[Part of a data file]
## start
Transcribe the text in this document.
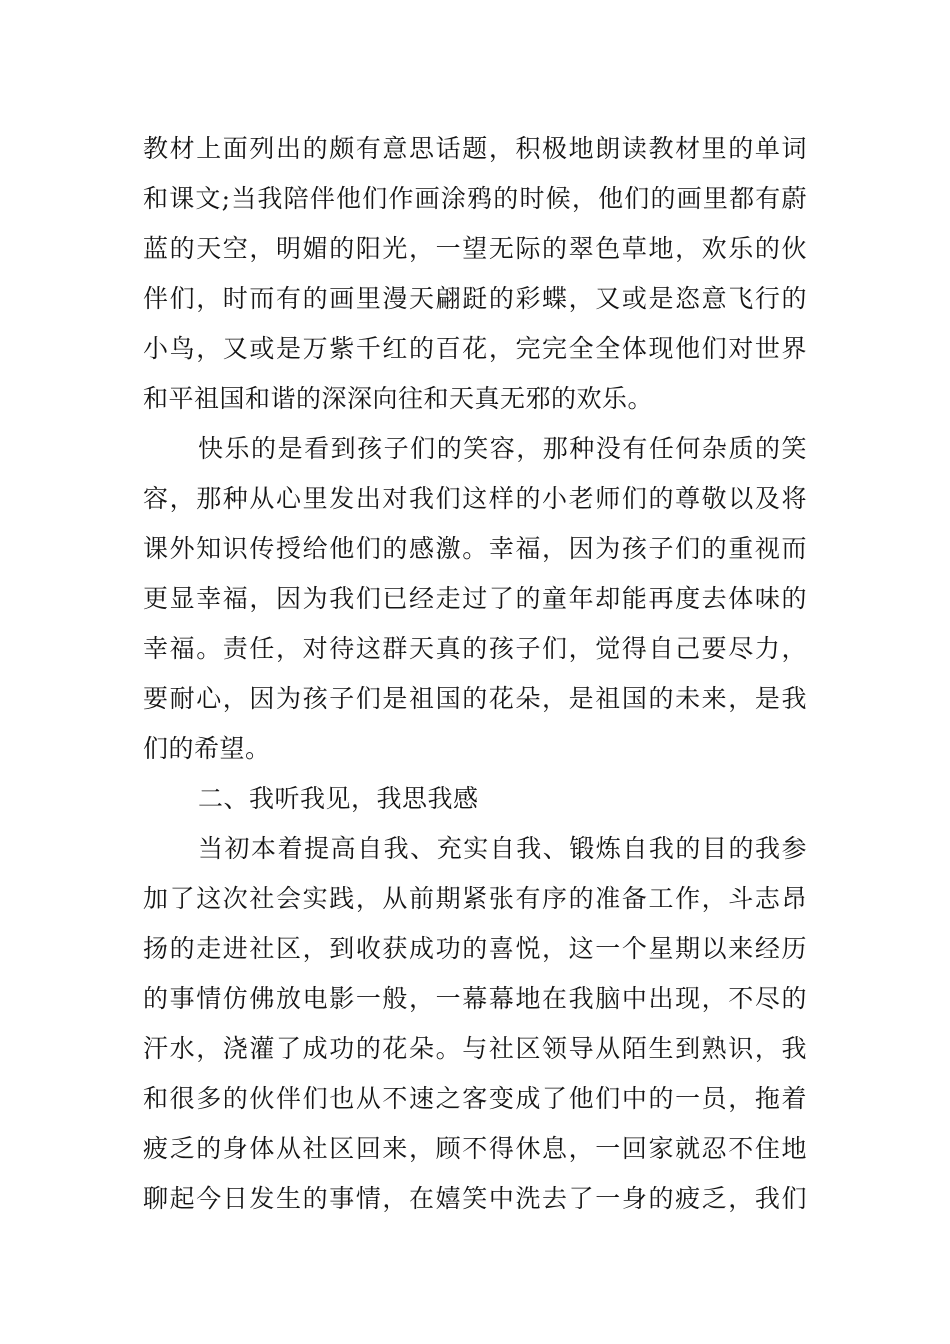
教材上面列出的颇有意思话题，积极地朗读教材里的单词
和课文;当我陪伴他们作画涂鸦的时候，他们的画里都有蔚
蓝的天空，明媚的阳光，一望无际的翠色草地，欢乐的伙
伴们，时而有的画里漫天翩跹的彩蝶，又或是恣意飞行的
小鸟，又或是万紫千红的百花，完完全全体现他们对世界
和平祖国和谐的深深向往和天真无邪的欢乐。
快乐的是看到孩子们的笑容，那种没有任何杂质的笑
容，那种从心里发出对我们这样的小老师们的尊敬以及将
课外知识传授给他们的感激。幸福，因为孩子们的重视而
更显幸福，因为我们已经走过了的童年却能再度去体味的
幸福。责任，对待这群天真的孩子们，觉得自己要尽力，
要耐心，因为孩子们是祖国的花朵，是祖国的未来，是我
们的希望。
二、我听我见，我思我感
当初本着提高自我、充实自我、锻炼自我的目的我参
加了这次社会实践，从前期紧张有序的准备工作，斗志昂
扬的走进社区，到收获成功的喜悦，这一个星期以来经历
的事情仿佛放电影一般，一幕幕地在我脑中出现，不尽的
汗水，浇灌了成功的花朵。与社区领导从陌生到熟识，我
和很多的伙伴们也从不速之客变成了他们中的一员，拖着
疲乏的身体从社区回来，顾不得休息，一回家就忍不住地
聊起今日发生的事情，在嬉笑中洗去了一身的疲乏，我们
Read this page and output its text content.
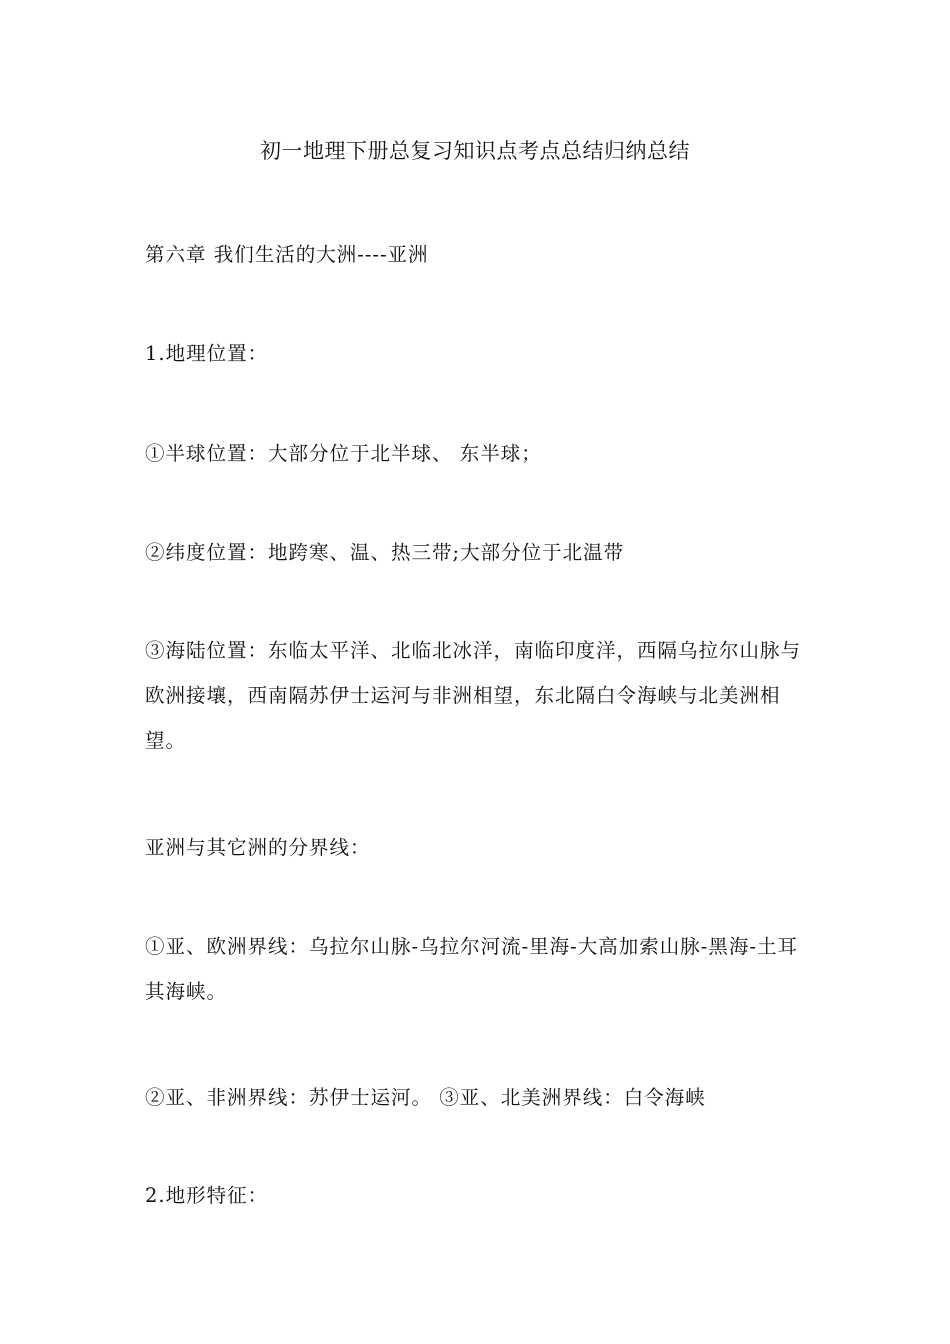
初一地理下册总复习知识点考点总结归纳总结

第六章 我们生活的大洲----亚洲

1.地理位置：

①半球位置：大部分位于北半球、 东半球；

②纬度位置：地跨寒、温、热三带;大部分位于北温带

③海陆位置：东临太平洋、北临北冰洋，南临印度洋，西隔乌拉尔山脉与欧洲接壤，西南隔苏伊士运河与非洲相望，东北隔白令海峡与北美洲相望。

亚洲与其它洲的分界线：

①亚、欧洲界线：乌拉尔山脉-乌拉尔河流-里海-大高加索山脉-黑海-土耳其海峡。

②亚、非洲界线：苏伊士运河。 ③亚、北美洲界线：白令海峡

2.地形特征：
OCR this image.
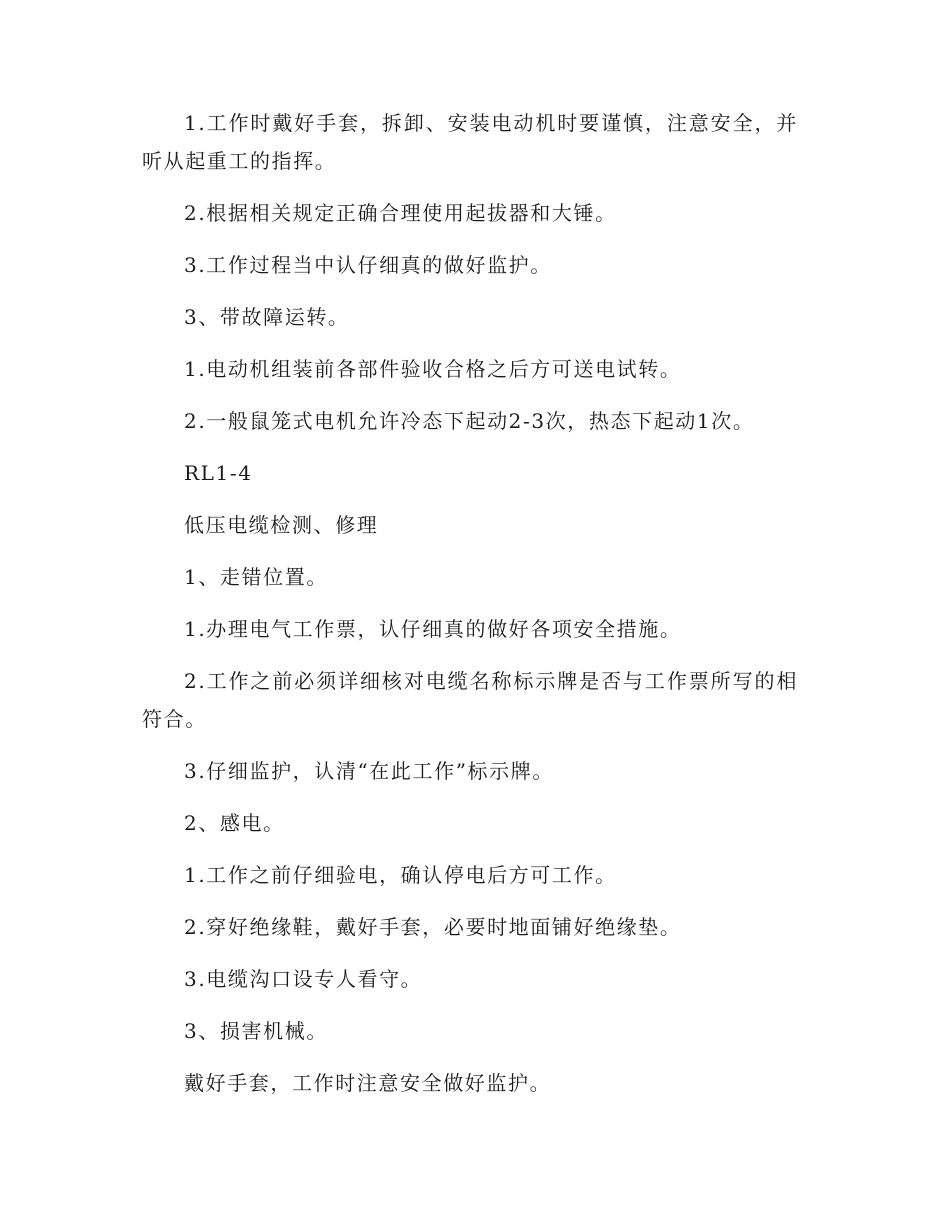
1.工作时戴好手套，拆卸、安装电动机时要谨慎，注意安全，并听从起重工的指挥。

2.根据相关规定正确合理使用起拔器和大锤。

3.工作过程当中认仔细真的做好监护。

3、带故障运转。

1.电动机组装前各部件验收合格之后方可送电试转。

2.一般鼠笼式电机允许冷态下起动2-3次，热态下起动1次。

RL1-4

低压电缆检测、修理

1、走错位置。

1.办理电气工作票，认仔细真的做好各项安全措施。

2.工作之前必须详细核对电缆名称标示牌是否与工作票所写的相符合。

3.仔细监护，认清“在此工作”标示牌。

2、感电。

1.工作之前仔细验电，确认停电后方可工作。

2.穿好绝缘鞋，戴好手套，必要时地面铺好绝缘垫。

3.电缆沟口设专人看守。

3、损害机械。

戴好手套，工作时注意安全做好监护。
## end
Output every entry verbatim. Pictures do not belong in the copy.

[Answer for this exercise]
Transcribe the text in this document.
教材上面列出的颇有意思话题，积极地朗读教材里的单词
和课文;当我陪伴他们作画涂鸦的时候，他们的画里都有蔚
蓝的天空，明媚的阳光，一望无际的翠色草地，欢乐的伙
伴们，时而有的画里漫天翩跹的彩蝶，又或是恣意飞行的
小鸟，又或是万紫千红的百花，完完全全体现他们对世界
和平祖国和谐的深深向往和天真无邪的欢乐。
快乐的是看到孩子们的笑容，那种没有任何杂质的笑
容，那种从心里发出对我们这样的小老师们的尊敬以及将
课外知识传授给他们的感激。幸福，因为孩子们的重视而
更显幸福，因为我们已经走过了的童年却能再度去体味的
幸福。责任，对待这群天真的孩子们，觉得自己要尽力，
要耐心，因为孩子们是祖国的花朵，是祖国的未来，是我
们的希望。
二、我听我见，我思我感
当初本着提高自我、充实自我、锻炼自我的目的我参
加了这次社会实践，从前期紧张有序的准备工作，斗志昂
扬的走进社区，到收获成功的喜悦，这一个星期以来经历
的事情仿佛放电影一般，一幕幕地在我脑中出现，不尽的
汗水，浇灌了成功的花朵。与社区领导从陌生到熟识，我
和很多的伙伴们也从不速之客变成了他们中的一员，拖着
疲乏的身体从社区回来，顾不得休息，一回家就忍不住地
聊起今日发生的事情，在嬉笑中洗去了一身的疲乏，我们
Read this page and output its text content.
初一地理下册总复习知识点考点总结归纳总结

第六章 我们生活的大洲----亚洲

1.地理位置：

①半球位置：大部分位于北半球、 东半球；

②纬度位置：地跨寒、温、热三带;大部分位于北温带

③海陆位置：东临太平洋、北临北冰洋，南临印度洋，西隔乌拉尔山脉与欧洲接壤，西南隔苏伊士运河与非洲相望，东北隔白令海峡与北美洲相望。

亚洲与其它洲的分界线：

①亚、欧洲界线：乌拉尔山脉-乌拉尔河流-里海-大高加索山脉-黑海-土耳其海峡。

②亚、非洲界线：苏伊士运河。 ③亚、北美洲界线：白令海峡

2.地形特征：
OCR this image.
1.工作时戴好手套，拆卸、安装电动机时要谨慎，注意安全，并听从起重工的指挥。

2.根据相关规定正确合理使用起拔器和大锤。

3.工作过程当中认仔细真的做好监护。

3、带故障运转。

1.电动机组装前各部件验收合格之后方可送电试转。

2.一般鼠笼式电机允许冷态下起动2-3次，热态下起动1次。

RL1-4

低压电缆检测、修理

1、走错位置。

1.办理电气工作票，认仔细真的做好各项安全措施。

2.工作之前必须详细核对电缆名称标示牌是否与工作票所写的相符合。

3.仔细监护，认清“在此工作”标示牌。

2、感电。

1.工作之前仔细验电，确认停电后方可工作。

2.穿好绝缘鞋，戴好手套，必要时地面铺好绝缘垫。

3.电缆沟口设专人看守。

3、损害机械。

戴好手套，工作时注意安全做好监护。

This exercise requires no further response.